**EXTRACTED ENTRIES:**
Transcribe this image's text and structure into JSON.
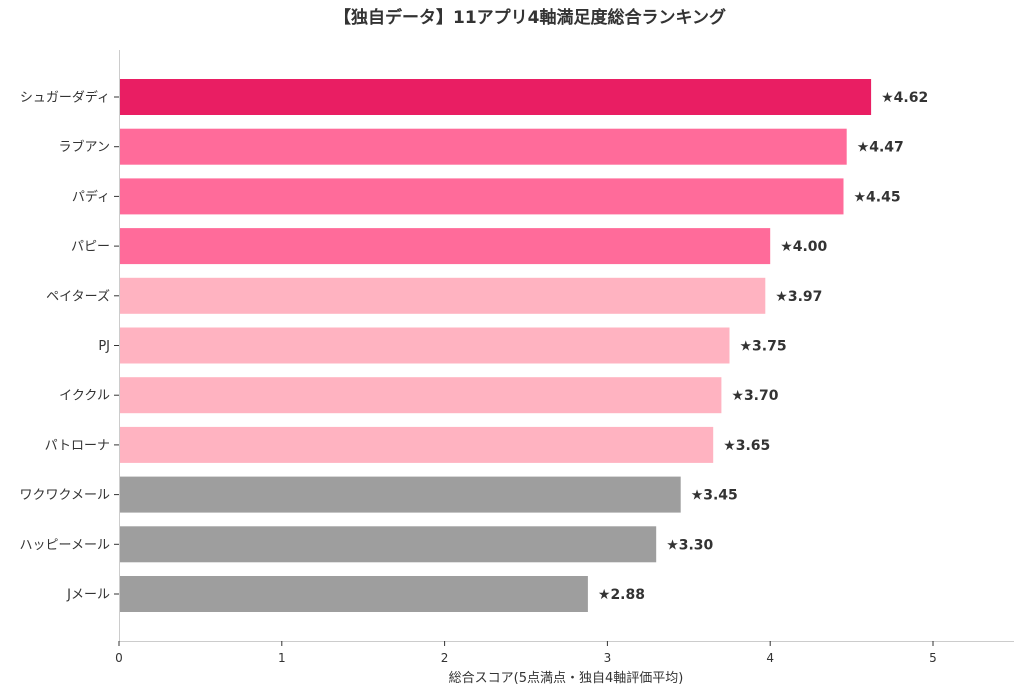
{
  "chart_data": {
    "type": "bar",
    "orientation": "horizontal",
    "title": "【独自データ】11アプリ4軸満足度総合ランキング",
    "xlabel": "総合スコア(5点満点・独自4軸評価平均)",
    "ylabel": "",
    "xlim": [
      0,
      5
    ],
    "x_ticks": [
      "0",
      "1",
      "2",
      "3",
      "4",
      "5"
    ],
    "grid": false,
    "categories": [
      "シュガーダディ",
      "ラブアン",
      "パディ",
      "パピー",
      "ペイターズ",
      "PJ",
      "イククル",
      "パトローナ",
      "ワクワクメール",
      "ハッピーメール",
      "Jメール"
    ],
    "values": [
      4.62,
      4.47,
      4.45,
      4.0,
      3.97,
      3.75,
      3.7,
      3.65,
      3.45,
      3.3,
      2.88
    ],
    "value_labels": [
      "★4.62",
      "★4.47",
      "★4.45",
      "★4.00",
      "★3.97",
      "★3.75",
      "★3.70",
      "★3.65",
      "★3.45",
      "★3.30",
      "★2.88"
    ],
    "bar_colors": [
      "#e91e63",
      "#ff6b9a",
      "#ff6b9a",
      "#ff6b9a",
      "#ffb3c1",
      "#ffb3c1",
      "#ffb3c1",
      "#ffb3c1",
      "#9e9e9e",
      "#9e9e9e",
      "#9e9e9e"
    ]
  }
}
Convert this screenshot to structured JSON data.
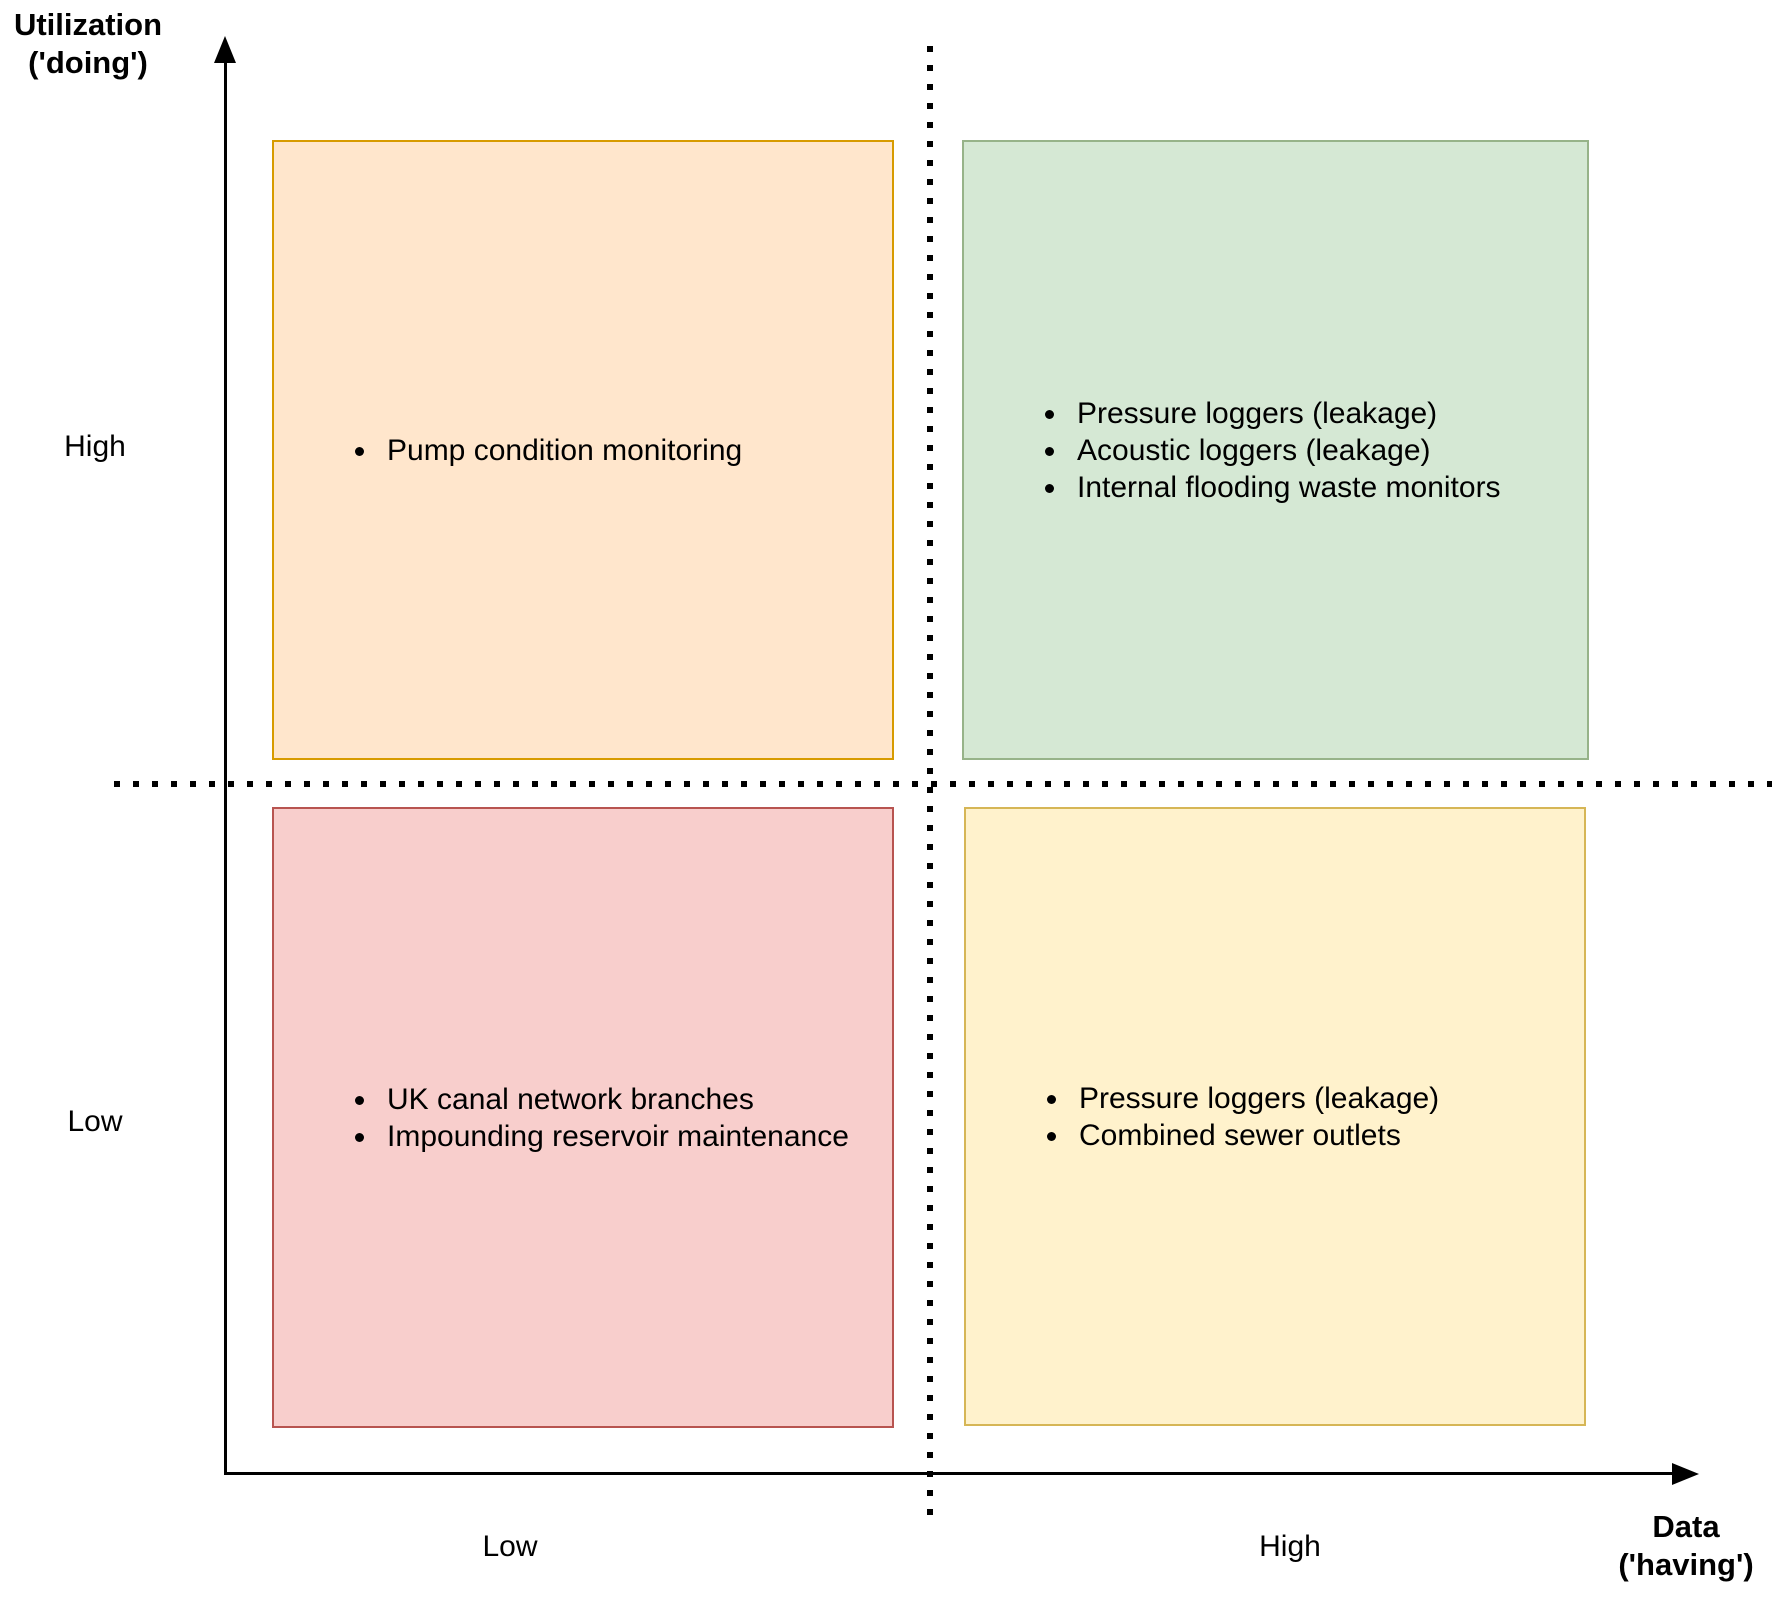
{
  "y_axis": {
    "title_line1": "Utilization",
    "title_line2": "('doing')",
    "tick_high": "High",
    "tick_low": "Low"
  },
  "x_axis": {
    "title_line1": "Data",
    "title_line2": "('having')",
    "tick_low": "Low",
    "tick_high": "High"
  },
  "colors": {
    "axis": "#000000",
    "divider_dots": "#000000"
  },
  "quadrants": [
    {
      "position": "top-left",
      "meaning": "high utilization, low data",
      "fill": "#FFE6CC",
      "stroke": "#D79B00",
      "items": [
        "Pump condition monitoring"
      ]
    },
    {
      "position": "top-right",
      "meaning": "high utilization, high data",
      "fill": "#D5E8D4",
      "stroke": "#97B389",
      "items": [
        "Pressure loggers (leakage)",
        "Acoustic loggers (leakage)",
        "Internal flooding waste monitors"
      ]
    },
    {
      "position": "bottom-left",
      "meaning": "low utilization, low data",
      "fill": "#F8CECC",
      "stroke": "#B85450",
      "items": [
        "UK canal network branches",
        "Impounding reservoir maintenance"
      ]
    },
    {
      "position": "bottom-right",
      "meaning": "low utilization, high data",
      "fill": "#FFF2CC",
      "stroke": "#D6B656",
      "items": [
        "Pressure loggers (leakage)",
        "Combined sewer outlets"
      ]
    }
  ]
}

**WRITTEN EXERCISE:** Give solely the number of lines in the data that contain the string "position".

**FINAL ANSWER:** 4